Show each line of the data below that has the string "ylabel" in it.

Start

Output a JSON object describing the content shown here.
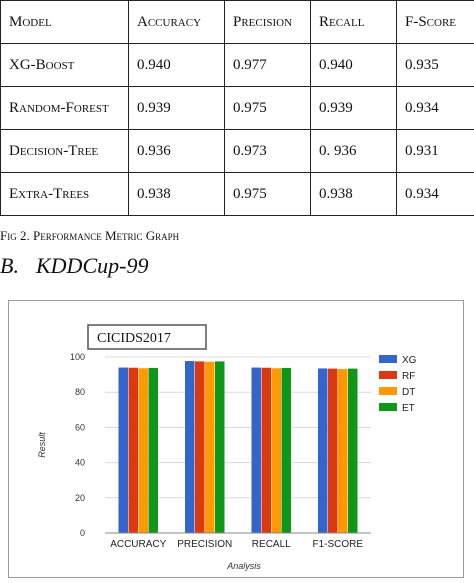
{
  "table": {
    "headers": [
      "Model",
      "Accuracy",
      "Precision",
      "Recall",
      "F-Score"
    ],
    "rows": [
      [
        "XG-Boost",
        "0.940",
        "0.977",
        "0.940",
        "0.935"
      ],
      [
        "Random-Forest",
        "0.939",
        "0.975",
        "0.939",
        "0.934"
      ],
      [
        "Decision-Tree",
        "0.936",
        "0.973",
        "0. 936",
        "0.931"
      ],
      [
        "Extra-Trees",
        "0.938",
        "0.975",
        "0.938",
        "0.934"
      ]
    ]
  },
  "caption": "Fig 2. Performance Metric Graph",
  "section": {
    "number": "B.",
    "title": "KDDCup-99"
  },
  "chart_data": {
    "type": "bar",
    "title": "CICIDS2017",
    "xlabel": "Analysis",
    "ylabel": "Result",
    "categories": [
      "ACCURACY",
      "PRECISION",
      "RECALL",
      "F1-SCORE"
    ],
    "ylim": [
      0,
      100
    ],
    "yticks": [
      0,
      20,
      40,
      60,
      80,
      100
    ],
    "grid": true,
    "legend_position": "right",
    "series": [
      {
        "name": "XG",
        "color": "#3366CC",
        "values": [
          94.0,
          97.7,
          94.0,
          93.5
        ]
      },
      {
        "name": "RF",
        "color": "#DC3912",
        "values": [
          93.9,
          97.5,
          93.9,
          93.4
        ]
      },
      {
        "name": "DT",
        "color": "#FF9900",
        "values": [
          93.6,
          97.3,
          93.6,
          93.1
        ]
      },
      {
        "name": "ET",
        "color": "#109618",
        "values": [
          93.8,
          97.5,
          93.8,
          93.4
        ]
      }
    ]
  }
}
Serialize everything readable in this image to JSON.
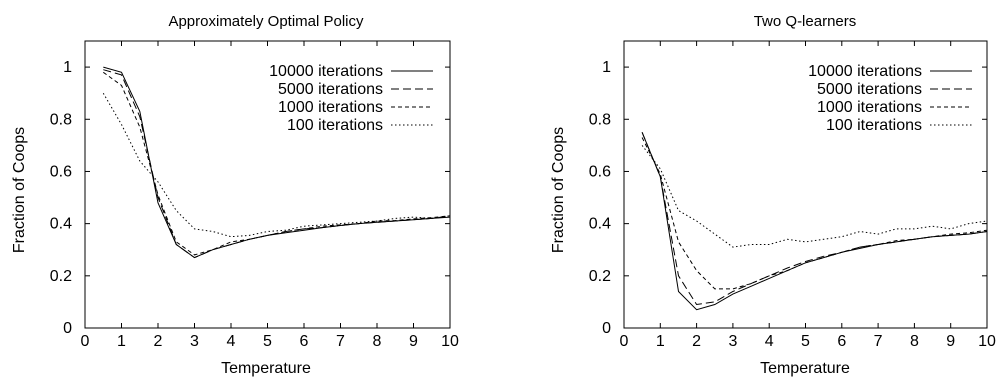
{
  "chart_data": [
    {
      "type": "line",
      "title": "Approximately Optimal Policy",
      "xlabel": "Temperature",
      "ylabel": "Fraction of Coops",
      "xlim": [
        0,
        10
      ],
      "ylim": [
        0,
        1.1
      ],
      "xticks": [
        "0",
        "1",
        "2",
        "3",
        "4",
        "5",
        "6",
        "7",
        "8",
        "9",
        "10"
      ],
      "yticks": [
        "0",
        "0.2",
        "0.4",
        "0.6",
        "0.8",
        "1"
      ],
      "grid": false,
      "legend_position": "top-right",
      "series": [
        {
          "name": "10000 iterations",
          "dash": "solid",
          "x": [
            0.5,
            1,
            1.5,
            2,
            2.5,
            3,
            3.5,
            4,
            4.5,
            5,
            5.5,
            6,
            6.5,
            7,
            7.5,
            8,
            8.5,
            9,
            9.5,
            10
          ],
          "y": [
            1.0,
            0.98,
            0.83,
            0.48,
            0.32,
            0.27,
            0.3,
            0.32,
            0.34,
            0.355,
            0.365,
            0.375,
            0.385,
            0.393,
            0.4,
            0.405,
            0.41,
            0.415,
            0.42,
            0.425
          ]
        },
        {
          "name": "5000 iterations",
          "dash": "long-dash",
          "x": [
            0.5,
            1,
            1.5,
            2,
            2.5,
            3,
            3.5,
            4,
            4.5,
            5,
            5.5,
            6,
            6.5,
            7,
            7.5,
            8,
            8.5,
            9,
            9.5,
            10
          ],
          "y": [
            0.99,
            0.97,
            0.81,
            0.5,
            0.32,
            0.27,
            0.3,
            0.32,
            0.34,
            0.355,
            0.37,
            0.38,
            0.385,
            0.393,
            0.4,
            0.405,
            0.41,
            0.415,
            0.42,
            0.428
          ]
        },
        {
          "name": "1000 iterations",
          "dash": "short-dash",
          "x": [
            0.5,
            1,
            1.5,
            2,
            2.5,
            3,
            3.5,
            4,
            4.5,
            5,
            5.5,
            6,
            6.5,
            7,
            7.5,
            8,
            8.5,
            9,
            9.5,
            10
          ],
          "y": [
            0.98,
            0.93,
            0.77,
            0.51,
            0.33,
            0.28,
            0.3,
            0.33,
            0.34,
            0.355,
            0.37,
            0.38,
            0.39,
            0.395,
            0.4,
            0.41,
            0.412,
            0.418,
            0.423,
            0.43
          ]
        },
        {
          "name": "100 iterations",
          "dash": "dotted",
          "x": [
            0.5,
            1,
            1.5,
            2,
            2.5,
            3,
            3.5,
            4,
            4.5,
            5,
            5.5,
            6,
            6.5,
            7,
            7.5,
            8,
            8.5,
            9,
            9.5,
            10
          ],
          "y": [
            0.9,
            0.78,
            0.64,
            0.56,
            0.45,
            0.38,
            0.37,
            0.35,
            0.355,
            0.37,
            0.375,
            0.39,
            0.395,
            0.4,
            0.405,
            0.41,
            0.42,
            0.425,
            0.42,
            0.43
          ]
        }
      ]
    },
    {
      "type": "line",
      "title": "Two Q-learners",
      "xlabel": "Temperature",
      "ylabel": "Fraction of Coops",
      "xlim": [
        0,
        10
      ],
      "ylim": [
        0,
        1.1
      ],
      "xticks": [
        "0",
        "1",
        "2",
        "3",
        "4",
        "5",
        "6",
        "7",
        "8",
        "9",
        "10"
      ],
      "yticks": [
        "0",
        "0.2",
        "0.4",
        "0.6",
        "0.8",
        "1"
      ],
      "grid": false,
      "legend_position": "top-right",
      "series": [
        {
          "name": "10000 iterations",
          "dash": "solid",
          "x": [
            0.5,
            1,
            1.5,
            2,
            2.5,
            3,
            3.5,
            4,
            4.5,
            5,
            5.5,
            6,
            6.5,
            7,
            7.5,
            8,
            8.5,
            9,
            9.5,
            10
          ],
          "y": [
            0.75,
            0.58,
            0.14,
            0.07,
            0.09,
            0.13,
            0.16,
            0.19,
            0.22,
            0.25,
            0.27,
            0.29,
            0.305,
            0.32,
            0.33,
            0.34,
            0.35,
            0.355,
            0.36,
            0.37
          ]
        },
        {
          "name": "5000 iterations",
          "dash": "long-dash",
          "x": [
            0.5,
            1,
            1.5,
            2,
            2.5,
            3,
            3.5,
            4,
            4.5,
            5,
            5.5,
            6,
            6.5,
            7,
            7.5,
            8,
            8.5,
            9,
            9.5,
            10
          ],
          "y": [
            0.75,
            0.58,
            0.2,
            0.09,
            0.1,
            0.14,
            0.17,
            0.2,
            0.23,
            0.255,
            0.275,
            0.29,
            0.31,
            0.32,
            0.33,
            0.34,
            0.35,
            0.355,
            0.36,
            0.37
          ]
        },
        {
          "name": "1000 iterations",
          "dash": "short-dash",
          "x": [
            0.5,
            1,
            1.5,
            2,
            2.5,
            3,
            3.5,
            4,
            4.5,
            5,
            5.5,
            6,
            6.5,
            7,
            7.5,
            8,
            8.5,
            9,
            9.5,
            10
          ],
          "y": [
            0.73,
            0.59,
            0.33,
            0.22,
            0.15,
            0.15,
            0.17,
            0.2,
            0.22,
            0.25,
            0.27,
            0.29,
            0.31,
            0.32,
            0.335,
            0.34,
            0.35,
            0.36,
            0.365,
            0.375
          ]
        },
        {
          "name": "100 iterations",
          "dash": "dotted",
          "x": [
            0.5,
            1,
            1.5,
            2,
            2.5,
            3,
            3.5,
            4,
            4.5,
            5,
            5.5,
            6,
            6.5,
            7,
            7.5,
            8,
            8.5,
            9,
            9.5,
            10
          ],
          "y": [
            0.7,
            0.61,
            0.45,
            0.41,
            0.36,
            0.31,
            0.32,
            0.32,
            0.34,
            0.33,
            0.34,
            0.35,
            0.37,
            0.36,
            0.38,
            0.38,
            0.39,
            0.38,
            0.4,
            0.41
          ]
        }
      ]
    }
  ]
}
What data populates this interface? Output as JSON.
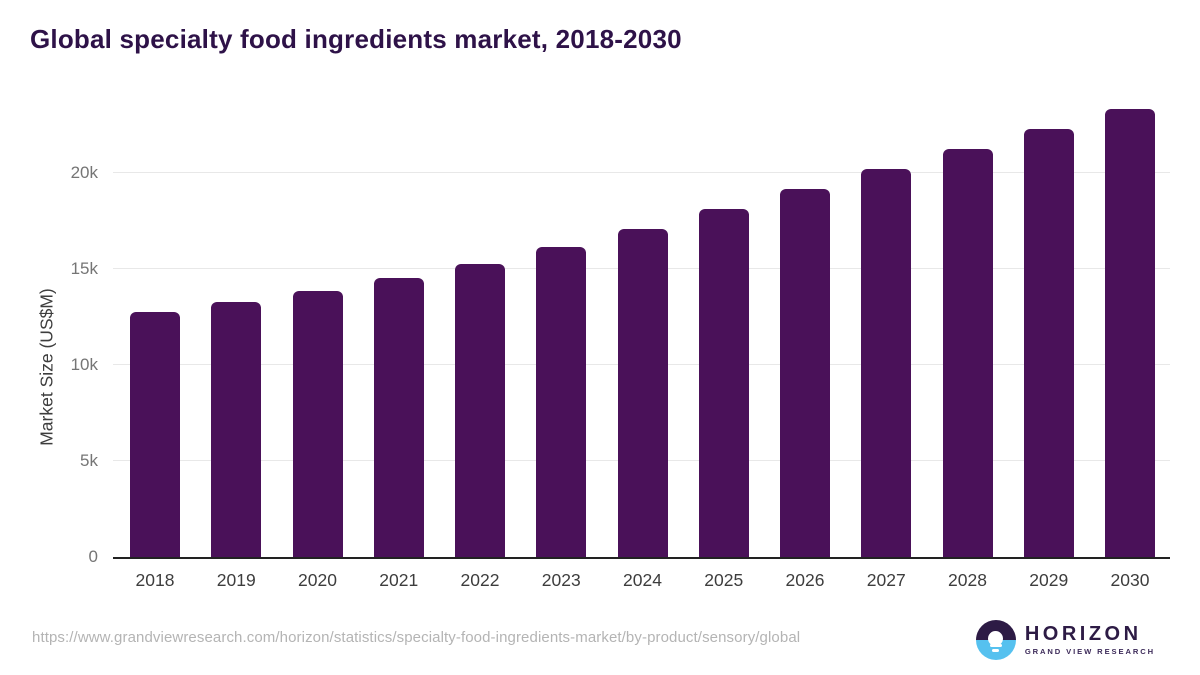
{
  "header": {
    "title": "Global specialty food ingredients market, 2018-2030"
  },
  "chart_data": {
    "type": "bar",
    "title": "Global specialty food ingredients market, 2018-2030",
    "categories": [
      "2018",
      "2019",
      "2020",
      "2021",
      "2022",
      "2023",
      "2024",
      "2025",
      "2026",
      "2027",
      "2028",
      "2029",
      "2030"
    ],
    "values": [
      12750,
      13300,
      13850,
      14550,
      15250,
      16150,
      17100,
      18150,
      19150,
      20200,
      21250,
      22300,
      23350
    ],
    "xlabel": "",
    "ylabel": "Market Size (US$M)",
    "ylim": [
      0,
      23950
    ],
    "yticks": [
      {
        "label": "0",
        "value": 0
      },
      {
        "label": "5k",
        "value": 5000
      },
      {
        "label": "10k",
        "value": 10000
      },
      {
        "label": "15k",
        "value": 15000
      },
      {
        "label": "20k",
        "value": 20000
      }
    ],
    "grid": true,
    "legend": false,
    "bar_color": "#4a1159"
  },
  "footer": {
    "source_url": "https://www.grandviewresearch.com/horizon/statistics/specialty-food-ingredients-market/by-product/sensory/global",
    "logo": {
      "icon": "horizon-sunrise-icon",
      "brand": "HORIZON",
      "sub_brand": "GRAND VIEW RESEARCH"
    }
  },
  "colors": {
    "title": "#2e1248",
    "bar": "#4a1159",
    "gridline": "#e8e8e8",
    "axis_line": "#222222",
    "tick_label": "#757575",
    "category_label": "#3d3d3d",
    "url_text": "#b4b4b4",
    "logo_purple": "#2d1b45",
    "logo_blue": "#56c1ef"
  }
}
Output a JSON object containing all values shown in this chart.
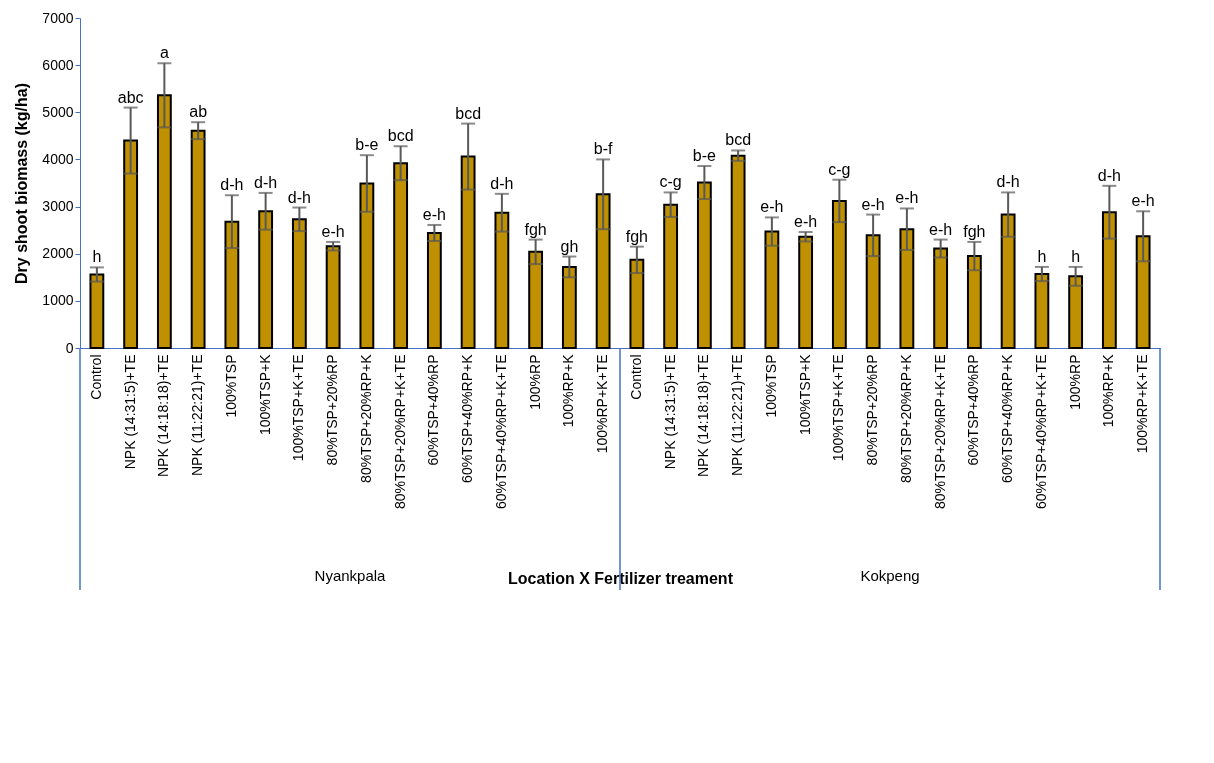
{
  "chart_data": {
    "type": "bar",
    "xlabel": "Location X Fertilizer treament",
    "ylabel": "Dry shoot biomass (kg/ha)",
    "categories": [
      "Control",
      "NPK (14:31:5)+TE",
      "NPK (14:18:18)+TE",
      "NPK (11:22:21)+TE",
      "100%TSP",
      "100%TSP+K",
      "100%TSP+K+TE",
      "80%TSP+20%RP",
      "80%TSP+20%RP+K",
      "80%TSP+20%RP+K+TE",
      "60%TSP+40%RP",
      "60%TSP+40%RP+K",
      "60%TSP+40%RP+K+TE",
      "100%RP",
      "100%RP+K",
      "100%RP+K+TE",
      "Control",
      "NPK (14:31:5)+TE",
      "NPK (14:18:18)+TE",
      "NPK (11:22:21)+TE",
      "100%TSP",
      "100%TSP+K",
      "100%TSP+K+TE",
      "80%TSP+20%RP",
      "80%TSP+20%RP+K",
      "80%TSP+20%RP+K+TE",
      "60%TSP+40%RP",
      "60%TSP+40%RP+K",
      "60%TSP+40%RP+K+TE",
      "100%RP",
      "100%RP+K",
      "100%RP+K+TE"
    ],
    "values": [
      1560,
      4400,
      5360,
      4610,
      2680,
      2900,
      2730,
      2160,
      3490,
      3920,
      2440,
      4060,
      2870,
      2040,
      1720,
      3260,
      1870,
      3040,
      3510,
      4080,
      2470,
      2360,
      3120,
      2390,
      2520,
      2110,
      1950,
      2830,
      1570,
      1520,
      2880,
      2370
    ],
    "errors": [
      150,
      700,
      680,
      180,
      560,
      390,
      250,
      90,
      600,
      360,
      170,
      700,
      400,
      260,
      220,
      740,
      280,
      260,
      350,
      110,
      300,
      100,
      450,
      440,
      440,
      190,
      300,
      470,
      150,
      200,
      560,
      530
    ],
    "value_labels": [
      "h",
      "abc",
      "a",
      "ab",
      "d-h",
      "d-h",
      "d-h",
      "e-h",
      "b-e",
      "bcd",
      "e-h",
      "bcd",
      "d-h",
      "fgh",
      "gh",
      "b-f",
      "fgh",
      "c-g",
      "b-e",
      "bcd",
      "e-h",
      "e-h",
      "c-g",
      "e-h",
      "e-h",
      "e-h",
      "fgh",
      "d-h",
      "h",
      "h",
      "d-h",
      "e-h"
    ],
    "color": "#bf9000",
    "annotations": [
      "Nyankpala",
      "Kokpeng"
    ],
    "ylim": [
      0,
      7000
    ],
    "yticks": [
      0,
      1000,
      2000,
      3000,
      4000,
      5000,
      6000,
      7000
    ],
    "grid": false
  }
}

End

• FINAL RESULT
    "ylabel": "Result",
      "ylabel": "Fraction of Coops",
      "ylabel": "Fraction of Coops",
    "ylabel": "Market Size (US$M)",
    "ylabel": "Dry shoot biomass (kg/ha)",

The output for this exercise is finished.